• [EXERCISE REQUIREMENTS]
Scan the material that follows. Copy every line containing the word "this".

• [TASK INPUT]
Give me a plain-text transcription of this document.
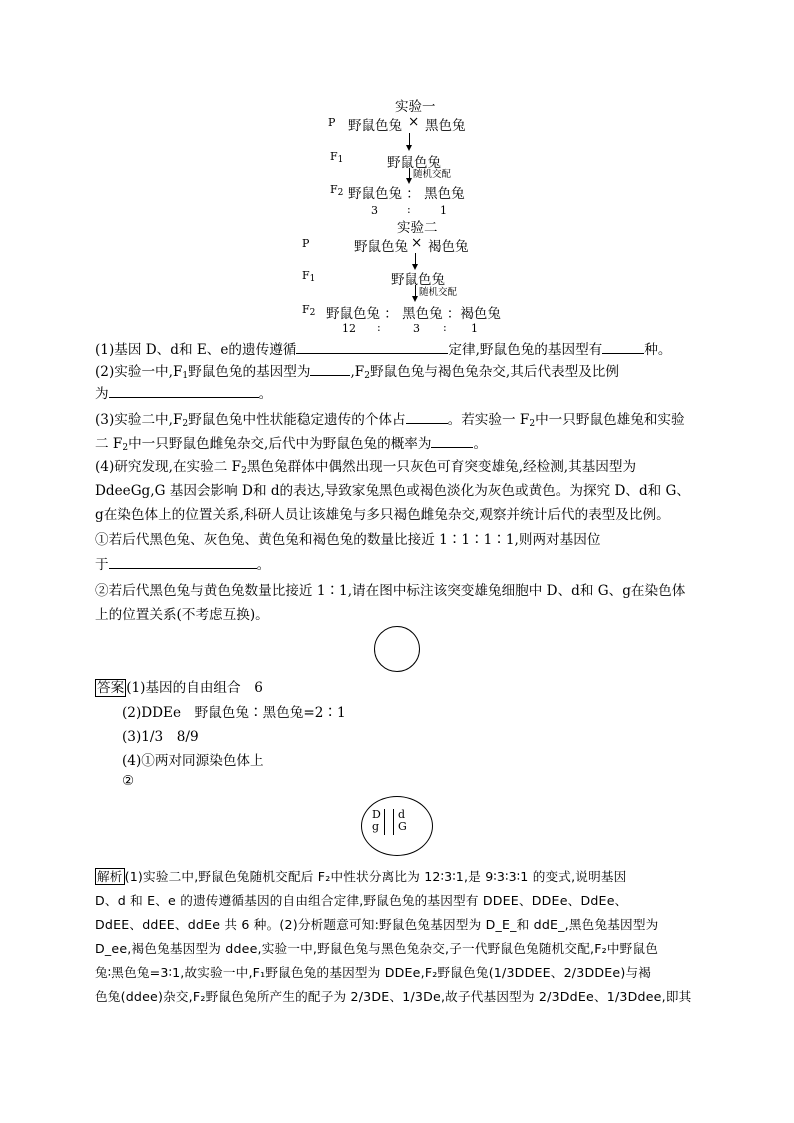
实验一
P 野鼠色兔 × 黑色兔
$F_1$	野鼠色兔
随机交配
$F_2$ 野鼠色兔 ： 黑色兔
3	:	1
实验二
P	野鼠色兔 × 褐色兔
$F_1$	野鼠色兔
随机交配
$F_2$ 野鼠色兔 ： 黑色兔 ：褐色兔
12 :	3 : 1
(1)基因 D、d和 E、e的遗传遵循	定律,野鼠色兔的基因型有	种。
(2)实验一中$,F_1$野鼠色兔的基因型为	$,F_2$野鼠色兔与褐色兔杂交,其后代表型及比例
为	。
(3)实验二中$,F_2$野鼠色兔中性状能稳定遗传的个体占	。若实验一 $F_2$中一只野鼠色雄兔和实验
二 $F_2$中一只野鼠色雌兔杂交,后代中为野鼠色兔的概率为	。
(4)研究发现,在实验二 $F_2$黑色兔群体中偶然出现一只灰色可育突变雄兔,经检测,其基因型为
DdeeGg,G 基因会影响 D和 d的表达,导致家兔黑色或褐色淡化为灰色或黄色。为探究 D、d和 G、
g在染色体上的位置关系,科研人员让该雄兔与多只褐色雌兔杂交,观察并统计后代的表型及比例。
①若后代黑色兔、灰色兔、黄色兔和褐色兔的数量比接近 1∶1∶1∶1,则两对基因位
于	。
②若后代黑色兔与黄色兔数量比接近 1∶1,请在图中标注该突变雄兔细胞中 D、d和 G、g在染色体
上的位置关系(不考虑互换)。
答案 (1)基因的自由组合　6
(2)DDEe　野鼠色兔∶黑色兔=2∶1
(3)1/3　8/9
(4)①两对同源染色体上
②
D
g
d
G
解析 (1)实验二中,野鼠色兔随机交配后 F₂中性状分离比为 12∶3∶1,是 9∶3∶3∶1 的变式,说明基因
D、d 和 E、e 的遗传遵循基因的自由组合定律,野鼠色兔的基因型有 DDEE、DDEe、DdEe、
DdEE、ddEE、ddEe 共 6 种。(2)分析题意可知:野鼠色兔基因型为 D_E_和 ddE_,黑色兔基因型为
D_ee,褐色兔基因型为 ddee,实验一中,野鼠色兔与黑色兔杂交,子一代野鼠色兔随机交配,F₂中野鼠色
兔∶黑色兔=3∶1,故实验一中,F₁野鼠色兔的基因型为 DDEe,F₂野鼠色兔(1/3DDEE、2/3DDEe)与褐
色兔(ddee)杂交,F₂野鼠色兔所产生的配子为 2/3DE、1/3De,故子代基因型为 2/3DdEe、1/3Ddee,即其
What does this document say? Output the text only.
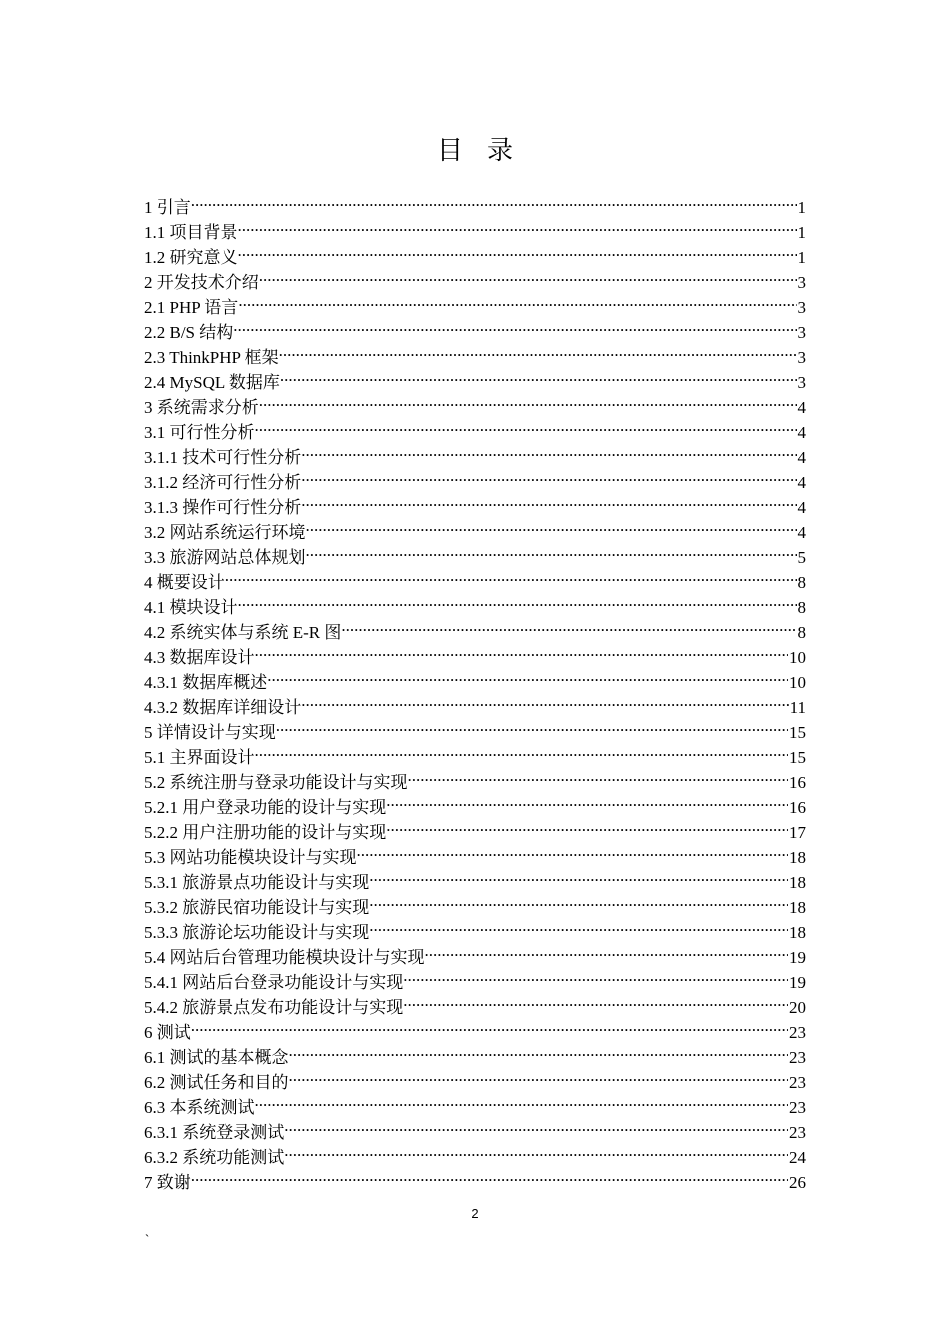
目 录
1 引言 .....	1
1.1 项目背景 .....	1
1.2 研究意义 .....	1
2 开发技术介绍 .....	3
2.1 PHP 语言 .....	3
2.2 B/S 结构 .....	3
2.3 ThinkPHP 框架 .....	3
2.4 MySQL 数据库 .....	3
3 系统需求分析 .....	4
3.1 可行性分析 .....	4
3.1.1 技术可行性分析 .....	4
3.1.2 经济可行性分析 .....	4
3.1.3 操作可行性分析 .....	4
3.2 网站系统运行环境 .....	4
3.3 旅游网站总体规划 .....	5
4 概要设计 .....	8
4.1 模块设计 .....	8
4.2 系统实体与系统 E-R 图 .....	8
4.3 数据库设计 .....	10
4.3.1 数据库概述 .....	10
4.3.2 数据库详细设计 .....	11
5 详情设计与实现 .....	15
5.1 主界面设计 .....	15
5.2 系统注册与登录功能设计与实现 .....	16
5.2.1 用户登录功能的设计与实现 .....	16
5.2.2 用户注册功能的设计与实现 .....	17
5.3 网站功能模块设计与实现 .....	18
5.3.1 旅游景点功能设计与实现 .....	18
5.3.2 旅游民宿功能设计与实现 .....	18
5.3.3 旅游论坛功能设计与实现 .....	18
5.4 网站后台管理功能模块设计与实现 .....	19
5.4.1 网站后台登录功能设计与实现 .....	19
5.4.2 旅游景点发布功能设计与实现 .....	20
6 测试 .....	23
6.1 测试的基本概念 .....	23
6.2 测试任务和目的 .....	23
6.3 本系统测试 .....	23
6.3.1 系统登录测试 .....	23
6.3.2 系统功能测试 .....	24
7 致谢 .....	26
2
`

• [REPLY]
Give me a plain-text transcription of this document.
What does this document say? Output the text only.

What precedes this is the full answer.